[Document section]
Brilliant. They couldn't currently come here if they wanted to, and never mind that the risk is monumentally higher where they are.

It seems that when the US Govt hires people they give them an intelligence test. If they fail the test, they get the job.

https://www.youtube.com/watch?v=3sfeIoNGq2k

I cant remember the exat figure but one organisation said American'ts were something like 15000 times more likely to contact covid 19 in their home country than in NZ.

F5 Dave
8th August 2020, 20:40
Oh Lordy, just watched that. FFS!
I liked those guys though.

Maybe they are young enough to encourage the rest of the voters to make some change in that fucked up country. 1/3 of the workers have no sick leave entitlement. At all. Guess who they are? The people serving the rest of the country food and many other tasks where its z bad idea to have someone who will drag thier sick arse out of bed as if they dont go to work they cant make rent this week.

pritch
9th August 2020, 00:36
I cant remember the exat figure but one organisation said American'ts were something like 15000 times more likely to contact covid 19 in their home country than in NZ.

Apparently they’ve had 95,000 times as many cases as us. Here’s hoping community transmission doesn’t return here. :doctor:

MD
11th August 2020, 21:55
Bugger bugger shit bastards. What a shocker to hear tonight we have f'ing community spread, and spread it will. I have been so proud to be part of the country that beat the spread and eradicated covid. No known source but ultimately it has to have come from a fucking border breach. All those bleeding liberals going on about peoples rights to return to NZ. THIS IS WHY A CLOSED BORDER SHOULD BE A F'ING CLOSED BORDER.
[/Document section]
[Exercise data]
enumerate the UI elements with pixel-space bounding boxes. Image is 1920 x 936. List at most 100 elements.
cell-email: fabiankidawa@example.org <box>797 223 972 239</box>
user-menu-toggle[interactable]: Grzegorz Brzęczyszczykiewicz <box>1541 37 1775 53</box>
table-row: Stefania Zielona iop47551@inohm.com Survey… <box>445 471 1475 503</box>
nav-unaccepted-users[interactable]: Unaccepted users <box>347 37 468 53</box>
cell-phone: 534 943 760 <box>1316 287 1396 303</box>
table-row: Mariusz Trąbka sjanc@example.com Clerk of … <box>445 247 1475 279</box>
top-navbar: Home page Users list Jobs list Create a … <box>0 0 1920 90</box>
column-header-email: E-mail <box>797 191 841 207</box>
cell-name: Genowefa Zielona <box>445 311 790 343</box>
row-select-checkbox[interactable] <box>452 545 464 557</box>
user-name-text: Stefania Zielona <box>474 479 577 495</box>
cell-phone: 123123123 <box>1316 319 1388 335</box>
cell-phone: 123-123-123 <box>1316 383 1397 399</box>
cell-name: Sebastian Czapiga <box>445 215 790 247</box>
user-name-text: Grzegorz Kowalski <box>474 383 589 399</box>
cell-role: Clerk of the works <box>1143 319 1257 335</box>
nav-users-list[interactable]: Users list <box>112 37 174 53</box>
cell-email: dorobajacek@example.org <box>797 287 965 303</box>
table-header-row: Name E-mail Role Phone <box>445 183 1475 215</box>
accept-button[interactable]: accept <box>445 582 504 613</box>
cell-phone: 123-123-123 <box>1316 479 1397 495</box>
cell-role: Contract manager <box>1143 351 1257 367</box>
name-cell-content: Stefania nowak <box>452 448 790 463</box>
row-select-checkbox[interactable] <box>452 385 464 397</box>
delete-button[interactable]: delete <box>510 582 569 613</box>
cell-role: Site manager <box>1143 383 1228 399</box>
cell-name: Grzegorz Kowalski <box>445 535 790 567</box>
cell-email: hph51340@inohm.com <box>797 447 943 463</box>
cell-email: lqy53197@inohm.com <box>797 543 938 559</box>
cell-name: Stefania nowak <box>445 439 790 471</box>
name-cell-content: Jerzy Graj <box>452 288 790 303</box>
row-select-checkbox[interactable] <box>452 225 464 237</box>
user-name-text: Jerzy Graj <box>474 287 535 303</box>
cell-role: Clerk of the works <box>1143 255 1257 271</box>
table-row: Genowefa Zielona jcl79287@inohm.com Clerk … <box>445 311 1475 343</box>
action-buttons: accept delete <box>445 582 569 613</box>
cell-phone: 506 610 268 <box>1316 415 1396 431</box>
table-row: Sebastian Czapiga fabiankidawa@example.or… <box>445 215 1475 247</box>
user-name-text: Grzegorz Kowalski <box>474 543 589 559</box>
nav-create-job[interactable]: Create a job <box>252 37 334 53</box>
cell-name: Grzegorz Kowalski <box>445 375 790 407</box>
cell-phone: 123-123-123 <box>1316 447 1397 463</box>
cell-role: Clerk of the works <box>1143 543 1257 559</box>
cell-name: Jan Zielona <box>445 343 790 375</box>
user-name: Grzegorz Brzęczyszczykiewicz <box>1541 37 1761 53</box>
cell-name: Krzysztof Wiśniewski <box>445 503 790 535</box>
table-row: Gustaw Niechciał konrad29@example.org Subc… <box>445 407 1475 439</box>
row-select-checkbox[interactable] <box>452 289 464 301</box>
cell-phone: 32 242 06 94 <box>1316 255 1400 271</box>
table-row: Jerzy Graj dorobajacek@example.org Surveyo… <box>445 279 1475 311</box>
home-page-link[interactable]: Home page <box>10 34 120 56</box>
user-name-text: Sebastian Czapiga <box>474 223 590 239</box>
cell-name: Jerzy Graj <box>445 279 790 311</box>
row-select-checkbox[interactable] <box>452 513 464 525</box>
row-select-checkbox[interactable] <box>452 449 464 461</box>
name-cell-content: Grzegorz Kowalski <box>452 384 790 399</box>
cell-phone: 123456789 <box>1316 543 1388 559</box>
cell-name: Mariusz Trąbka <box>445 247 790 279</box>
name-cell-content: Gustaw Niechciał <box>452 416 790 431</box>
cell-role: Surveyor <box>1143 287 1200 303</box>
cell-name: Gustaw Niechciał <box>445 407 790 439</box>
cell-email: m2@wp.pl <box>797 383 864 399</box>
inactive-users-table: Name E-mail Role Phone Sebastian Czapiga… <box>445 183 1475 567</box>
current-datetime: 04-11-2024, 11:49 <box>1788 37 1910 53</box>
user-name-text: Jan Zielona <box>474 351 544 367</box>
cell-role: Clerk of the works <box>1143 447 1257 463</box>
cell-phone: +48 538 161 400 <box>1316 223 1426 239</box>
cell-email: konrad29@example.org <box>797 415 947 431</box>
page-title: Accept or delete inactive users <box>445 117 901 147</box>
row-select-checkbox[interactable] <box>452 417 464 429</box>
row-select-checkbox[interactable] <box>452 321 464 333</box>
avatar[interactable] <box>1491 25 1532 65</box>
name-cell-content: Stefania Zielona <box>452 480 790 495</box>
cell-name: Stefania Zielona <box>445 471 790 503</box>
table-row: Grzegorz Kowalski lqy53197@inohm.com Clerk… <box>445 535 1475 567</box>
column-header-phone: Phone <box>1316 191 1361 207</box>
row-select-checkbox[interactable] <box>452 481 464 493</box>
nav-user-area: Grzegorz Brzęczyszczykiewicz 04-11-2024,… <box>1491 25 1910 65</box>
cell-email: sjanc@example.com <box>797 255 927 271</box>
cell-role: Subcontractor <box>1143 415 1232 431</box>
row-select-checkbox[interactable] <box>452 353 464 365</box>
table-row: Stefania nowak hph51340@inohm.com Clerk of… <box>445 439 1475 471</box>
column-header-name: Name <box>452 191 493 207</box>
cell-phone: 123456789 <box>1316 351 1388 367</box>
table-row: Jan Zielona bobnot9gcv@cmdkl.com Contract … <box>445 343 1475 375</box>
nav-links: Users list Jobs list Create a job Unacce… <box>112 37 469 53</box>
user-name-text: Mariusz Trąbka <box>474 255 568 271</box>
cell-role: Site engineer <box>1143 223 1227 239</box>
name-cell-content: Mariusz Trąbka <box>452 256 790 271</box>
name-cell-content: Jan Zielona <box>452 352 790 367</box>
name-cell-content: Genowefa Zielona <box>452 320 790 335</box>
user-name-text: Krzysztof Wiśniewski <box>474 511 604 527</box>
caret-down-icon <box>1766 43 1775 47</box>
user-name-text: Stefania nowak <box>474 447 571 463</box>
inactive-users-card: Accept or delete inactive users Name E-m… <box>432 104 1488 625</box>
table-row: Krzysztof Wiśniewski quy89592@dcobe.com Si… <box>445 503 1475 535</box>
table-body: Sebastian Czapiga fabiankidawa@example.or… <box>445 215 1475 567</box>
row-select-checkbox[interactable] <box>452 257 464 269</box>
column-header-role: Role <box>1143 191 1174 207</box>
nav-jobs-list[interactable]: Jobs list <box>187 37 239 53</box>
[/Exercise data]
Tasks to complete ::
1. Answer these from the forum thread on covid:
(a) According to F5 Dave's post, what share of workers have no sick leave entitlement?
(b) In pritch's post, how many times as many cases does it say they've had as us?
(c) What did MD hear on the night of 11th August 2020?
2. Please write what comes next in the forum thread on covid in New Zealand and the US, starting after its last post.

Results by task ::
1.
(a) 1/3 of the workers.
(b) 95,000 times as many.
(c) That there is community spread.

2.
MaxPenguin
11th August 2020, 22:35
Bugger bugger shit bastards. What a shocker to hear tonight we have f'ing community spread, and spread it will. I have been so proud to be part of the country that beat the spread and eradicated covid. No known source but ultimately it has to have come from a fucking border breach. All those bleeding liberals going on about peoples rights to return to NZ. THIS IS WHY A CLOSED BORDER SHOULD BE A F'ING CLOSED BORDER.

And fucken billy tekahika and Jamie Lee Ross are right now inciting their followers to rage against the covid response. Fuckers need a good kicking.

TheDemonLord
11th August 2020, 22:53
Well, another one to add to the long list of failed Labour projects.


But if they try and go for another big lockdown - they can get fucked.

MaxPenguin
11th August 2020, 22:55
Well, another one to add to the long list of failed Labour projects.


But if they try and go for another big lockdown - they can get fucked.

Well do tell us what to do then.

TheDemonLord
11th August 2020, 23:19
Well do tell us what to do then.

Depends on the Context, which for now will be 'Vote the incompetent Fuckers out'.

If we are talking hindsight: Everyone entering the country should have been tested and put into mandatory quarantine until the tests came through. That can either before before the Virus landed in the first instance or the resurgence of cases after the March Lockdown - making the same mistake twice...

In terms of the 'Lockdown can get fucked' - Why should we suffer through it again, when the Government will just open the borders and let the Virus back in?

MaxPenguin
11th August 2020, 23:30
Depends on the Context, which for now will be 'Vote the incompetent Fuckers out'.

If we are talking hindsight: Everyone entering the country should have been tested and put into mandatory quarantine until the tests came through. That can either before before the Virus landed in the first instance or the resurgence of cases after the March Lockdown - making the same mistake twice...

In terms of the 'Lockdown can get fucked' - Why should we suffer through it again, when the Government will just open the borders and let the Virus back in?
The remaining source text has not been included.